Saved entries:
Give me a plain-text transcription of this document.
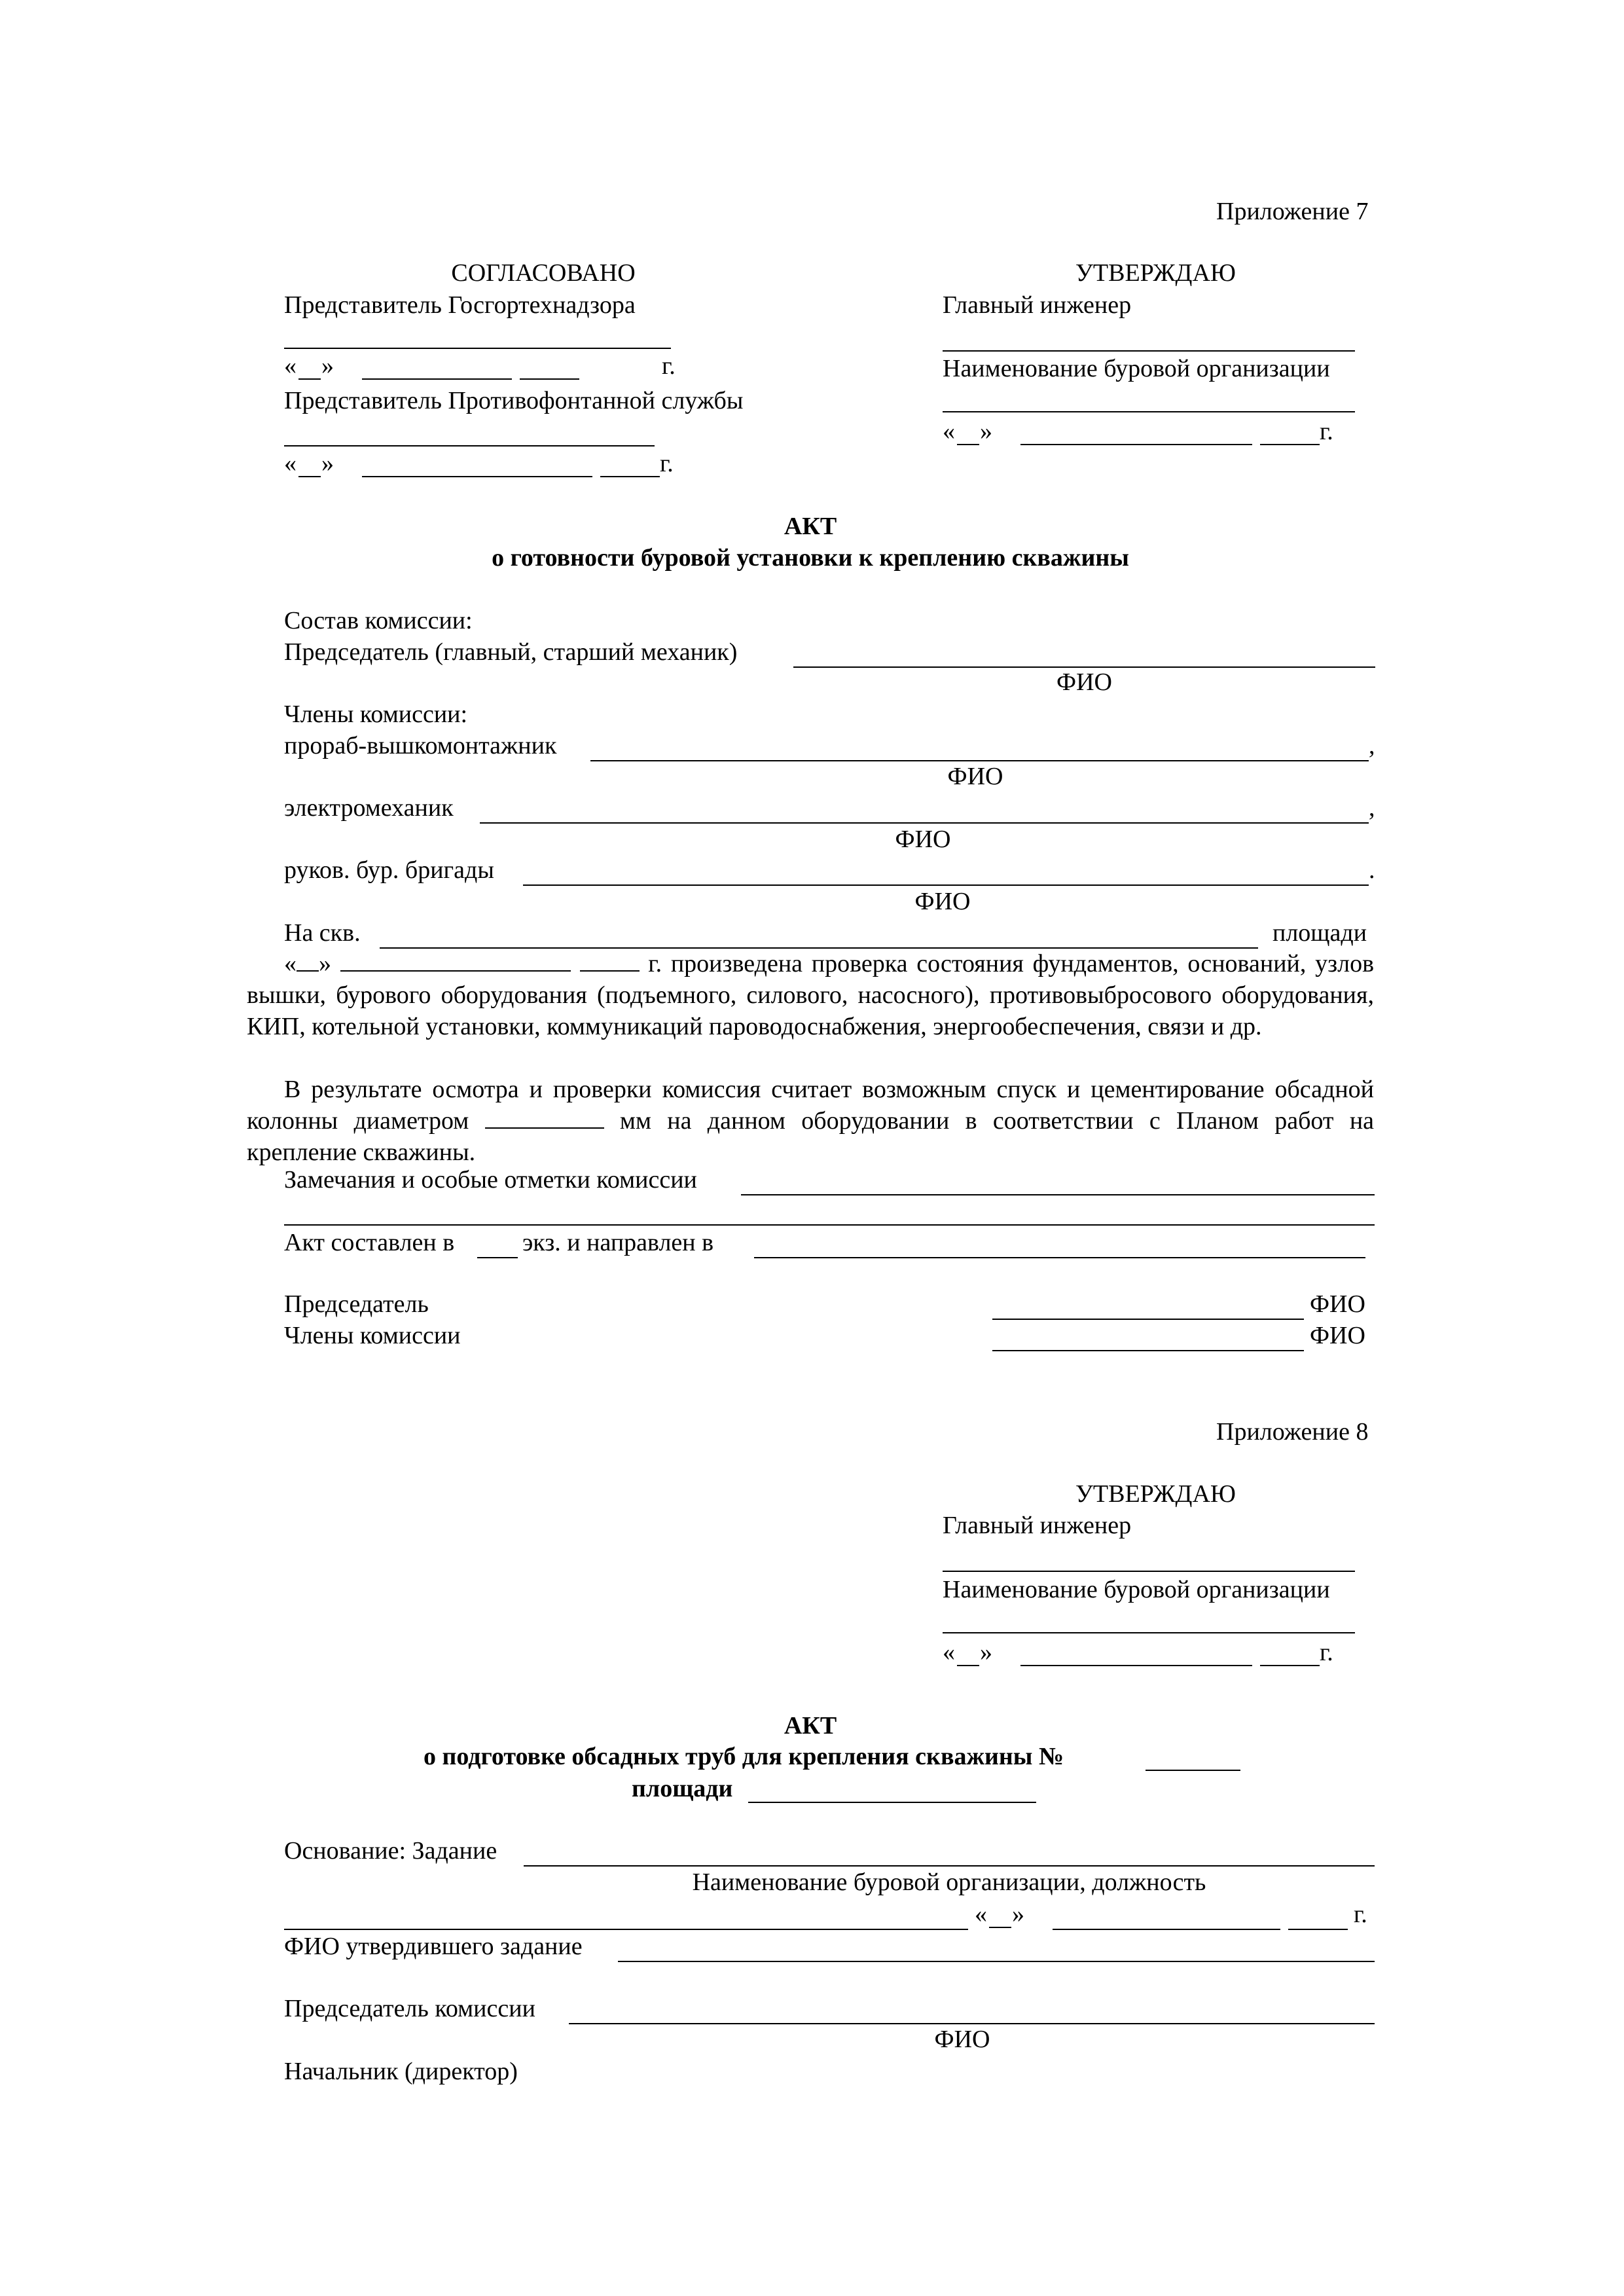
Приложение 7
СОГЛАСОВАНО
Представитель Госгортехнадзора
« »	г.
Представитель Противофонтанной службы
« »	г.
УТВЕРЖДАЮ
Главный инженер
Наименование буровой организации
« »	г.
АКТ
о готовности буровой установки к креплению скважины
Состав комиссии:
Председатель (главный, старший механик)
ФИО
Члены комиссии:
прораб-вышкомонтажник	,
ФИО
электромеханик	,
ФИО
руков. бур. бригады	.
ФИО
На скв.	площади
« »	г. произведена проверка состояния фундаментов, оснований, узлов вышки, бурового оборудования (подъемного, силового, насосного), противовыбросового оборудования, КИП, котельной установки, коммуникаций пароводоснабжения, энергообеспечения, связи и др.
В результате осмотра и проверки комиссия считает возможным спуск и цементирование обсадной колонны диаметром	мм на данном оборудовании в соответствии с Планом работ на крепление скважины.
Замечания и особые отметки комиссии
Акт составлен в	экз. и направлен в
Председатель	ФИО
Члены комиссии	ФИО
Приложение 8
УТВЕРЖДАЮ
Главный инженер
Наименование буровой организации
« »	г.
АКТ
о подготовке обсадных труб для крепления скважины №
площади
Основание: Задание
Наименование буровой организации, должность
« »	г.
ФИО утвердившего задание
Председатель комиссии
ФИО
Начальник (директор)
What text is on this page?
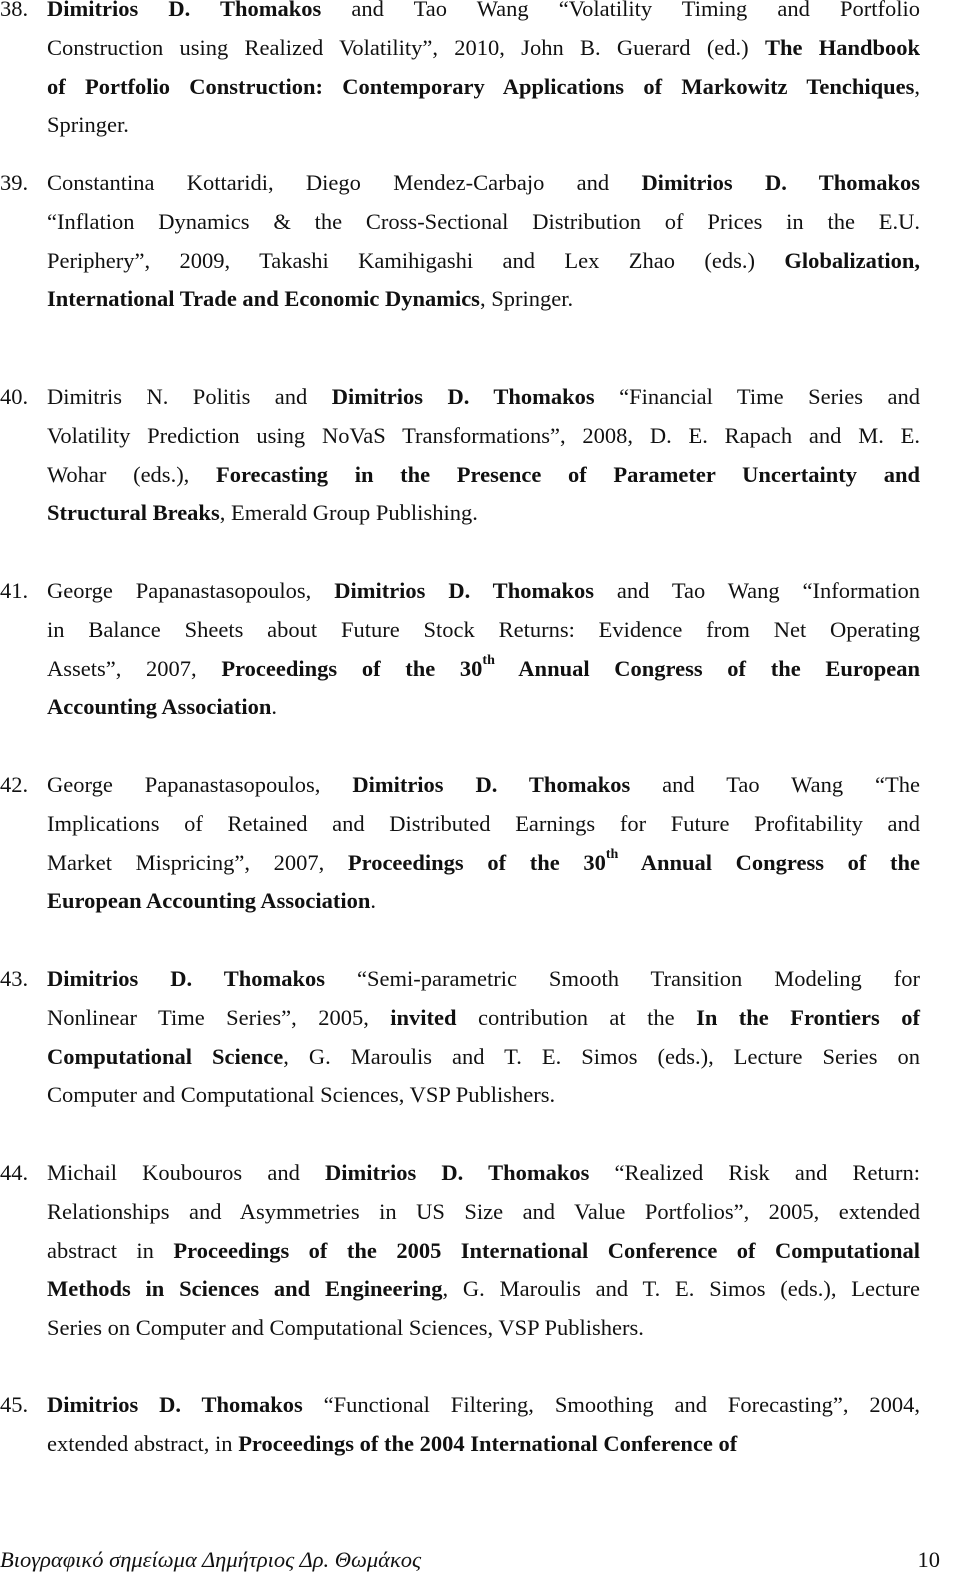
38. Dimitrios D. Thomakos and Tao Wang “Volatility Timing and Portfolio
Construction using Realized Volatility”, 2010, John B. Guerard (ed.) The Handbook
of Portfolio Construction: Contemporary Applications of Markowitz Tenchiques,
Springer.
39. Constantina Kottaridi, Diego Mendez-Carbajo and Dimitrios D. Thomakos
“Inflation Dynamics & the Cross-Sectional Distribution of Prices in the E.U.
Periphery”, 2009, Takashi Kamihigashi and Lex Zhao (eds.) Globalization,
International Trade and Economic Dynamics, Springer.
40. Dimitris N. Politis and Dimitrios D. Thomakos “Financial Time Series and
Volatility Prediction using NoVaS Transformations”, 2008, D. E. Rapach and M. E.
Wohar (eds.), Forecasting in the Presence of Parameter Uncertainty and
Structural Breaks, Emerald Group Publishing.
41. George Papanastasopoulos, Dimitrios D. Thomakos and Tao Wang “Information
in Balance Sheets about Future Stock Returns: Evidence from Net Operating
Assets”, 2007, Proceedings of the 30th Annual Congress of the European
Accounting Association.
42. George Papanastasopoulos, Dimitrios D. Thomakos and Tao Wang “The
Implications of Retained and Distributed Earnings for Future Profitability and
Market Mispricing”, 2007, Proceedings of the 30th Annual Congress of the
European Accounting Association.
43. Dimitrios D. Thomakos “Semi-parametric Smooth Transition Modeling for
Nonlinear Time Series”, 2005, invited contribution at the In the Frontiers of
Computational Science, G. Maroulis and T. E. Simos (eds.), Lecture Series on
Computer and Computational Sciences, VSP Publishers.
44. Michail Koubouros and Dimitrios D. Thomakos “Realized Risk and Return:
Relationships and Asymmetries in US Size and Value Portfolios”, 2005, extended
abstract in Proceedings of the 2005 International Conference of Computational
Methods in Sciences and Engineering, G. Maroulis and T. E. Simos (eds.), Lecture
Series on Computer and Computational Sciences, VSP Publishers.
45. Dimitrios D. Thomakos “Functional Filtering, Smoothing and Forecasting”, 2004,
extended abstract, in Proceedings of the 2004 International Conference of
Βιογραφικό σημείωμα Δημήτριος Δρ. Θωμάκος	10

What to work on: Write out the data precisely as given, excluding the pictures.

Reply:
Give me a plain-text transcription of this document.
Приложение 7
СОГЛАСОВАНО
Представитель Госгортехнадзора
« »	г.
Представитель Противофонтанной службы
« »	г.
УТВЕРЖДАЮ
Главный инженер
Наименование буровой организации
« »	г.
АКТ
о готовности буровой установки к креплению скважины
Состав комиссии:
Председатель (главный, старший механик)
ФИО
Члены комиссии:
прораб-вышкомонтажник	,
ФИО
электромеханик	,
ФИО
руков. бур. бригады	.
ФИО
На скв.	площади
« »	г. произведена проверка состояния фундаментов, оснований, узлов вышки, бурового оборудования (подъемного, силового, насосного), противовыбросового оборудования, КИП, котельной установки, коммуникаций пароводоснабжения, энергообеспечения, связи и др.
В результате осмотра и проверки комиссия считает возможным спуск и цементирование обсадной колонны диаметром	мм на данном оборудовании в соответствии с Планом работ на крепление скважины.
Замечания и особые отметки комиссии
Акт составлен в	экз. и направлен в
Председатель	ФИО
Члены комиссии	ФИО
Приложение 8
УТВЕРЖДАЮ
Главный инженер
Наименование буровой организации
« »	г.
АКТ
о подготовке обсадных труб для крепления скважины №
площади
Основание: Задание
Наименование буровой организации, должность
« »	г.
ФИО утвердившего задание
Председатель комиссии
ФИО
Начальник (директор)
What text is on this page?
38. Dimitrios D. Thomakos and Tao Wang “Volatility Timing and Portfolio
Construction using Realized Volatility”, 2010, John B. Guerard (ed.) The Handbook
of Portfolio Construction: Contemporary Applications of Markowitz Tenchiques,
Springer.
39. Constantina Kottaridi, Diego Mendez-Carbajo and Dimitrios D. Thomakos
“Inflation Dynamics & the Cross-Sectional Distribution of Prices in the E.U.
Periphery”, 2009, Takashi Kamihigashi and Lex Zhao (eds.) Globalization,
International Trade and Economic Dynamics, Springer.
40. Dimitris N. Politis and Dimitrios D. Thomakos “Financial Time Series and
Volatility Prediction using NoVaS Transformations”, 2008, D. E. Rapach and M. E.
Wohar (eds.), Forecasting in the Presence of Parameter Uncertainty and
Structural Breaks, Emerald Group Publishing.
41. George Papanastasopoulos, Dimitrios D. Thomakos and Tao Wang “Information
in Balance Sheets about Future Stock Returns: Evidence from Net Operating
Assets”, 2007, Proceedings of the 30th Annual Congress of the European
Accounting Association.
42. George Papanastasopoulos, Dimitrios D. Thomakos and Tao Wang “The
Implications of Retained and Distributed Earnings for Future Profitability and
Market Mispricing”, 2007, Proceedings of the 30th Annual Congress of the
European Accounting Association.
43. Dimitrios D. Thomakos “Semi-parametric Smooth Transition Modeling for
Nonlinear Time Series”, 2005, invited contribution at the In the Frontiers of
Computational Science, G. Maroulis and T. E. Simos (eds.), Lecture Series on
Computer and Computational Sciences, VSP Publishers.
44. Michail Koubouros and Dimitrios D. Thomakos “Realized Risk and Return:
Relationships and Asymmetries in US Size and Value Portfolios”, 2005, extended
abstract in Proceedings of the 2005 International Conference of Computational
Methods in Sciences and Engineering, G. Maroulis and T. E. Simos (eds.), Lecture
Series on Computer and Computational Sciences, VSP Publishers.
45. Dimitrios D. Thomakos “Functional Filtering, Smoothing and Forecasting”, 2004,
extended abstract, in Proceedings of the 2004 International Conference of
Βιογραφικό σημείωμα Δημήτριος Δρ. Θωμάκος	10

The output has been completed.